[Items listed in a dataset]

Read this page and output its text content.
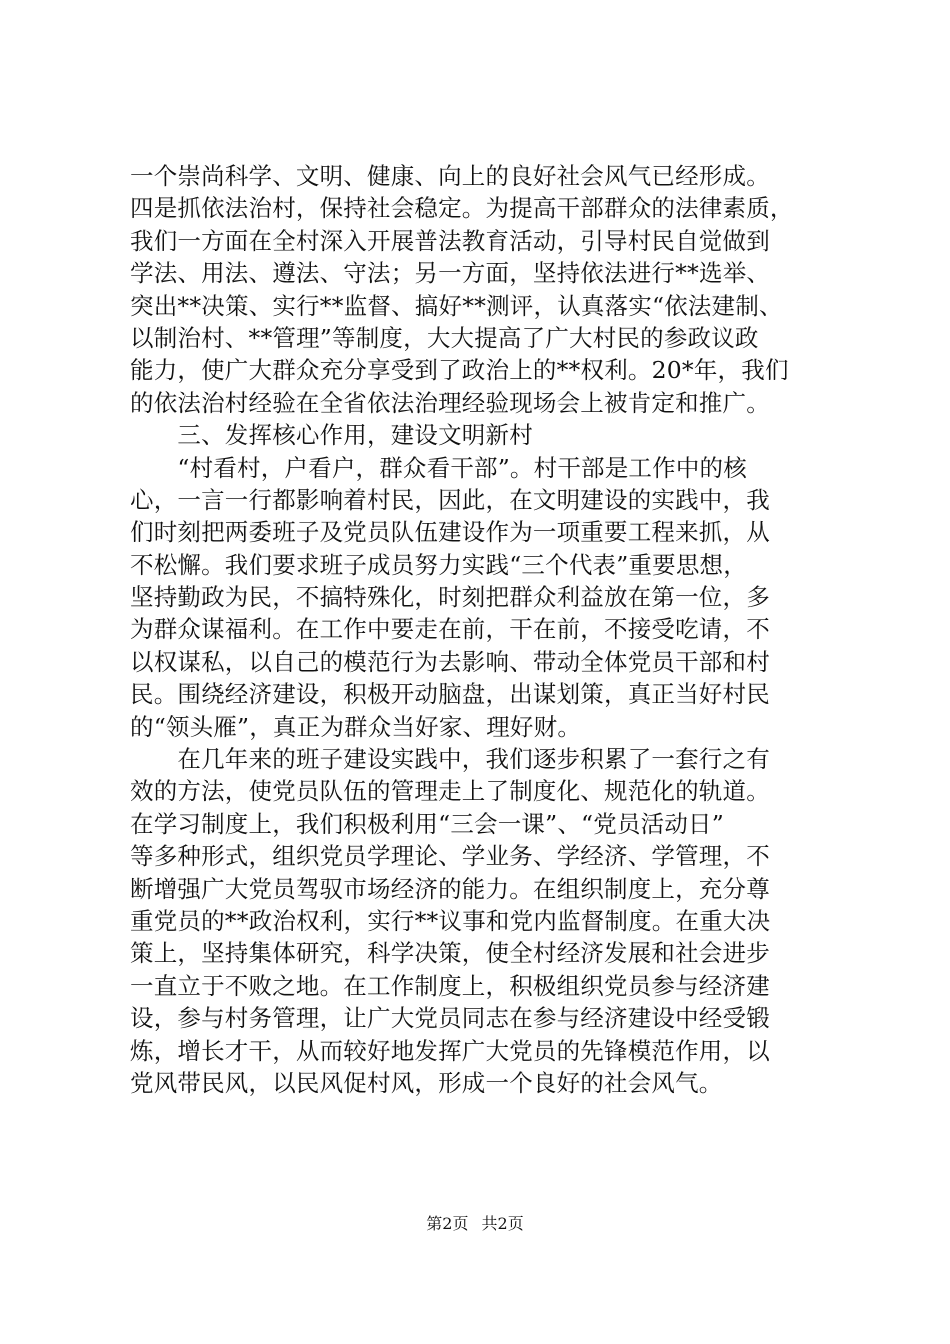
一个崇尚科学、文明、健康、向上的良好社会风气已经形成。
四是抓依法治村，保持社会稳定。为提高干部群众的法律素质，
我们一方面在全村深入开展普法教育活动，引导村民自觉做到
学法、用法、遵法、守法；另一方面，坚持依法进行**选举、
突出**决策、实行**监督、搞好**测评，认真落实“依法建制、
以制治村、**管理”等制度，大大提高了广大村民的参政议政
能力，使广大群众充分享受到了政治上的**权利。20*年，我们
的依法治村经验在全省依法治理经验现场会上被肯定和推广。
　　三、发挥核心作用，建设文明新村
　　“村看村，户看户，群众看干部”。村干部是工作中的核
心，一言一行都影响着村民，因此，在文明建设的实践中，我
们时刻把两委班子及党员队伍建设作为一项重要工程来抓，从
不松懈。我们要求班子成员努力实践“三个代表”重要思想，
坚持勤政为民，不搞特殊化，时刻把群众利益放在第一位，多
为群众谋福利。在工作中要走在前，干在前，不接受吃请，不
以权谋私，以自己的模范行为去影响、带动全体党员干部和村
民。围绕经济建设，积极开动脑盘，出谋划策，真正当好村民
的“领头雁”，真正为群众当好家、理好财。
　　在几年来的班子建设实践中，我们逐步积累了一套行之有
效的方法，使党员队伍的管理走上了制度化、规范化的轨道。
在学习制度上，我们积极利用“三会一课”、“党员活动日”
等多种形式，组织党员学理论、学业务、学经济、学管理，不
断增强广大党员驾驭市场经济的能力。在组织制度上，充分尊
重党员的**政治权利，实行**议事和党内监督制度。在重大决
策上，坚持集体研究，科学决策，使全村经济发展和社会进步
一直立于不败之地。在工作制度上，积极组织党员参与经济建
设，参与村务管理，让广大党员同志在参与经济建设中经受锻
炼，增长才干，从而较好地发挥广大党员的先锋模范作用，以
党风带民风，以民风促村风，形成一个良好的社会风气。
第2页 共2页
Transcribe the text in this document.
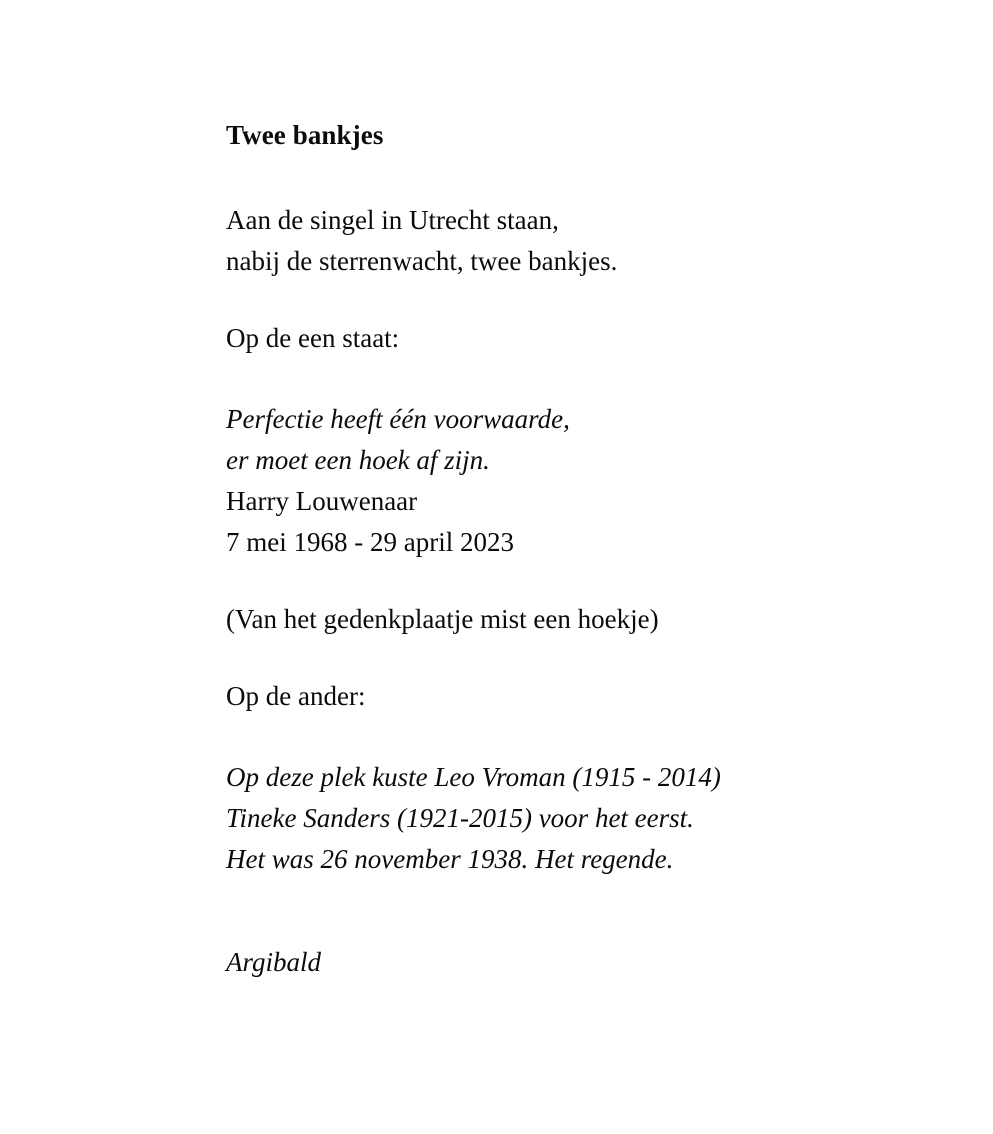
Twee bankjes

Aan de singel in Utrecht staan,
nabij de sterrenwacht, twee bankjes.

Op de een staat:

Perfectie heeft één voorwaarde,
er moet een hoek af zijn.
Harry Louwenaar
7 mei 1968 - 29 april 2023

(Van het gedenkplaatje mist een hoekje)

Op de ander:

Op deze plek kuste Leo Vroman (1915 - 2014)
Tineke Sanders (1921-2015) voor het eerst.
Het was 26 november 1938. Het regende.

Argibald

■ Problem requirements:
Leave out every picture and write out exactly the lines running from the line containing "Transcribe the text in this document." to the end of the listing above.

■ Task answer:
Transcribe the text in this document.
Twee bankjes

Aan de singel in Utrecht staan,
nabij de sterrenwacht, twee bankjes.

Op de een staat:

Perfectie heeft één voorwaarde,
er moet een hoek af zijn.
Harry Louwenaar
7 mei 1968 - 29 april 2023

(Van het gedenkplaatje mist een hoekje)

Op de ander:

Op deze plek kuste Leo Vroman (1915 - 2014)
Tineke Sanders (1921-2015) voor het eerst.
Het was 26 november 1938. Het regende.

Argibald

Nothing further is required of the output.